[START OF Supplied data]

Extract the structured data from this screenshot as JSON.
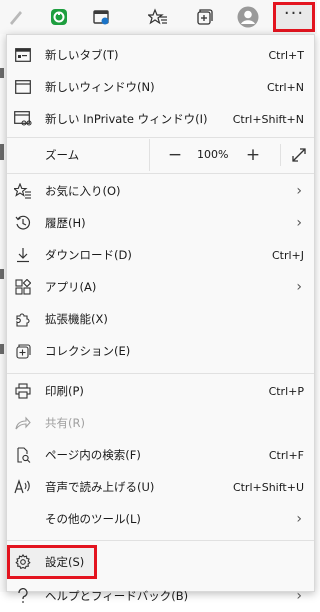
{
  "toolbar": {
    "icons": [
      "pen-icon",
      "extension-green-icon",
      "screen-capture-icon",
      "favorites-icon",
      "collections-icon",
      "profile-avatar-icon",
      "more-icon"
    ],
    "more_label": "···"
  },
  "menu": {
    "new_tab": {
      "label": "新しいタブ(T)",
      "shortcut": "Ctrl+T"
    },
    "new_window": {
      "label": "新しいウィンドウ(N)",
      "shortcut": "Ctrl+N"
    },
    "new_inprivate": {
      "label": "新しい InPrivate ウィンドウ(I)",
      "shortcut": "Ctrl+Shift+N"
    },
    "zoom": {
      "label": "ズーム",
      "minus": "−",
      "value": "100%",
      "plus": "+"
    },
    "favorites": {
      "label": "お気に入り(O)"
    },
    "history": {
      "label": "履歴(H)"
    },
    "downloads": {
      "label": "ダウンロード(D)",
      "shortcut": "Ctrl+J"
    },
    "apps": {
      "label": "アプリ(A)"
    },
    "extensions": {
      "label": "拡張機能(X)"
    },
    "collections": {
      "label": "コレクション(E)"
    },
    "print": {
      "label": "印刷(P)",
      "shortcut": "Ctrl+P"
    },
    "share": {
      "label": "共有(R)"
    },
    "find": {
      "label": "ページ内の検索(F)",
      "shortcut": "Ctrl+F"
    },
    "read_aloud": {
      "label": "音声で読み上げる(U)",
      "shortcut": "Ctrl+Shift+U"
    },
    "more_tools": {
      "label": "その他のツール(L)"
    },
    "settings": {
      "label": "設定(S)"
    },
    "help": {
      "label": "ヘルプとフィードバック(B)"
    }
  },
  "colors": {
    "highlight": "#e3141f",
    "menu_bg": "#f9f9f9"
  }
}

[END OF Supplied data]

» Task instructions
Repeat each entry exactly as it appears; skip any picture.

» Problem solution
Extract the structured data from this screenshot as JSON.
{
  "toolbar": {
    "icons": [
      "pen-icon",
      "extension-green-icon",
      "screen-capture-icon",
      "favorites-icon",
      "collections-icon",
      "profile-avatar-icon",
      "more-icon"
    ],
    "more_label": "···"
  },
  "menu": {
    "new_tab": {
      "label": "新しいタブ(T)",
      "shortcut": "Ctrl+T"
    },
    "new_window": {
      "label": "新しいウィンドウ(N)",
      "shortcut": "Ctrl+N"
    },
    "new_inprivate": {
      "label": "新しい InPrivate ウィンドウ(I)",
      "shortcut": "Ctrl+Shift+N"
    },
    "zoom": {
      "label": "ズーム",
      "minus": "−",
      "value": "100%",
      "plus": "+"
    },
    "favorites": {
      "label": "お気に入り(O)"
    },
    "history": {
      "label": "履歴(H)"
    },
    "downloads": {
      "label": "ダウンロード(D)",
      "shortcut": "Ctrl+J"
    },
    "apps": {
      "label": "アプリ(A)"
    },
    "extensions": {
      "label": "拡張機能(X)"
    },
    "collections": {
      "label": "コレクション(E)"
    },
    "print": {
      "label": "印刷(P)",
      "shortcut": "Ctrl+P"
    },
    "share": {
      "label": "共有(R)"
    },
    "find": {
      "label": "ページ内の検索(F)",
      "shortcut": "Ctrl+F"
    },
    "read_aloud": {
      "label": "音声で読み上げる(U)",
      "shortcut": "Ctrl+Shift+U"
    },
    "more_tools": {
      "label": "その他のツール(L)"
    },
    "settings": {
      "label": "設定(S)"
    },
    "help": {
      "label": "ヘルプとフィードバック(B)"
    }
  },
  "colors": {
    "highlight": "#e3141f",
    "menu_bg": "#f9f9f9"
  }
}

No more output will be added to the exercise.